*Objective 1*
In the Evo VIII article, rewrite the paragraph beginning "The combination has proven" as a short bulleted list that keeps its main facts.
*Objective 2*
In the Evo VIII article, what trap speed did Big Al's car record in its 9.98 quarter-mile run?
*Objective 3*
Continue the Evo VIII article from its last sentence, keeping its voice and subject.

*Source excerpt*
-- BEGIN --
746 WHP @ 45 PSIBig Al Friedman's flame-embellished Evo VIII was last updated in the September, 2005 issue. At that time, Al had just become the first Evo VIII to run 9 seconds on all turbo. He was running the GT35R turbo which has become the most common turbo upgrade on high-power Evos in the U.S. due to its excellent power-making potential and decent street driveability. Big Al's Evo VIII has made more power and gone faster with a GT35R than any other Evo VIII in the world-667 whp without nitrous yielded a 9.98 in the quarter mile and a record 144 mph trap speed. The previous update explained all the details of how Al pushed the GT35R in to 9's and got all the power down to the ground.
The combination has proven to be very effective at the track this year. Al has tallied four wins and two runner-up finishes out of seven races he's entered. Al says Exedy Racing Clutches deserves a lot of credit for the success during this year's racing season for its continued support and sponsorship of what has now become the Exedy Evo VIII.
New Modifications"At one point, going 11 seconds was my goal," says Al "Having gone 10s and now 9s it's like an illness. You can never have too much power. Tuners can never have enough power and always are looking to find more. Of course, I wanted more power and I was very shortly going to come into conflict with the law of diminishing returns. The first 50 whp is fairly easy and straightforward, the last 50 whp materialized into something very difficult and expensive.
"We were up against the very edge of how much power we could make from the GT35R. I made this assessment based upon examination of the datalog files, which revealed we had reached, and pushed right up against, the comfortable limit of detonation activity. Further, the data showed way too much backpressure in the turbo housing and manifold to support the kind of power we wanted. The boost was turned up all the way and it would not go any further. The GT35R was maxed out, it was time to move beyond the familiar and comfortable. Simply put, we had gone well beyond the turbo's volumetric efficiency."
GT40R"It was David Buschur of Buschur Racing who gave me the suggestion to try the GT40R, a hard-to-find turbo from Garrett. The GT40R, which we obtained had a divided turbine housing which afforded us the opportunity to run a true twin-scroll setup. On a four-cylinder engine one exhaust pulse is created every 180 degrees of crankcase rotation. Keeping each pulse properly timed as it reaches the turbine wheel helps speed spool up and makes slightly more top-end power. This technology is employed on the stock Evo VIII engine in the form of a totally divided exhaust manifold and twin wastegate flappers.
-- END --
*Source records*
-- BEGIN --
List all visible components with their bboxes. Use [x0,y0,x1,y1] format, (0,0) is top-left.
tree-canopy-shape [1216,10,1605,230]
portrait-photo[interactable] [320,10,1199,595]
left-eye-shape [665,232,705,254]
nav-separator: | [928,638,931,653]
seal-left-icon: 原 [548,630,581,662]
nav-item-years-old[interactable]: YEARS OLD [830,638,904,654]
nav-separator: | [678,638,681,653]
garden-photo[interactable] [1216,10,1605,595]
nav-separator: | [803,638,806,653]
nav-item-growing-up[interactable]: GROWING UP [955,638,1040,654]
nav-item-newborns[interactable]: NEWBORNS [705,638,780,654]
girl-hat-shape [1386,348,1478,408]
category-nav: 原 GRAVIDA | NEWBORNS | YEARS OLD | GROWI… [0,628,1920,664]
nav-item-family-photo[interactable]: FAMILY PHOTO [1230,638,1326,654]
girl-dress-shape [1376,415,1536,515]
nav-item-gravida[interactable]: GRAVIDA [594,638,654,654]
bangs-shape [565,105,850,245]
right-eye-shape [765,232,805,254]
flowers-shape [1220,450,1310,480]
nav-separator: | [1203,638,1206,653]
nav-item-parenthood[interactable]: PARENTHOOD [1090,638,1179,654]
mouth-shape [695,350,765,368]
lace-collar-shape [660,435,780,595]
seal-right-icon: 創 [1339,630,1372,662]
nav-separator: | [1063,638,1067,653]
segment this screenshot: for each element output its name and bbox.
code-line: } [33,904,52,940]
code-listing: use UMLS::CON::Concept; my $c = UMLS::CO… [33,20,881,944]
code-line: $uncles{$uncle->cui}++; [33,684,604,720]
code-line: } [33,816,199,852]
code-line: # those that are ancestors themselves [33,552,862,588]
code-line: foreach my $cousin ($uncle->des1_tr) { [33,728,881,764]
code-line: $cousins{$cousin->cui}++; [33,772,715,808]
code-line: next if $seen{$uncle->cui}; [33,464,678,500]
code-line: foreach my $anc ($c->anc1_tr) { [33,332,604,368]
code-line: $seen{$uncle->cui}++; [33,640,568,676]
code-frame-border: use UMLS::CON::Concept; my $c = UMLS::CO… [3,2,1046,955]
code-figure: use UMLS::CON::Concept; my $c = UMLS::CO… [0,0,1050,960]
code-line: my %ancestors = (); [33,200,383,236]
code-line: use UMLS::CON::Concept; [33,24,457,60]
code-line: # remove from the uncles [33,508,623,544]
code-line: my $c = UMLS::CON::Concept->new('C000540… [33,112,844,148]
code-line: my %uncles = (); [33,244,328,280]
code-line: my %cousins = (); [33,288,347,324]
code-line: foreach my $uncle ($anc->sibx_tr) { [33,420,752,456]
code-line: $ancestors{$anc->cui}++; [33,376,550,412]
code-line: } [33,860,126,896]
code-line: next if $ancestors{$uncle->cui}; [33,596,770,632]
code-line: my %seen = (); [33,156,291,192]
-- END --
*Written answer 1*
- The combination has been very effective at the track this year.
- Al has four wins and two runner-up finishes out of seven races entered.
- Al credits Exedy Racing Clutches for its continued support and sponsorship.
- The car is now known as the Exedy Evo VIII.

*Written answer 2*
A record 144 mph.

*Written answer 3*
"No one has released a turbo upgrade kit using the GT40R so I asked my good friends at Pruven Performance in Milford, Conn., to fabricate an exhaust manifold which employs twin scroll technology, totally divided exhaust flow into the divided turbo housing and twin TiAL 44mm external wastegates. The manifold itself is made with special 8-gauge stainless tubing supplied by Buschur Racing, which has proven to be totally indestructible.
"Theoretically, the GT40R is capable of 70 to 80 more horsepower than the GT35R. Realizing that theoretical gain would prove to be very costly and time consuming. As soon as we fired up the car on the dyno with the new turbo we realized that we were going to run out of fuel. The 1,000cc injectors immediately hit 100 percent-plus duty cycle. So a four pack of 1,600cc injectors from Marren Motorsports were sourced. But it was soon discovered that an injector driver box was needed to work in collaboration with the AEM EMS system in order to properly control the larger, low-impedance injectors.
"Also, we were able to secure a pre-production AEM CDI ignition, which is an updated version of the original CDI, which has experienced some reliability problems. The new ignition box is stronger, more reliable and worked without a hitch.
"Testing with the new fuel supply we were super frustrated to find that the larger turbo at higher boost was not making any additional power over the previous GT35R setup. It's a real shock to put on a bigger turbo and get no return on investment. This was super frustrating and we obviously needed to go back to the drawing board to find the missing power. A turbo system is like a chain, it's the weakest link that sets the limitation and everything must work in coordination to realize optimal power."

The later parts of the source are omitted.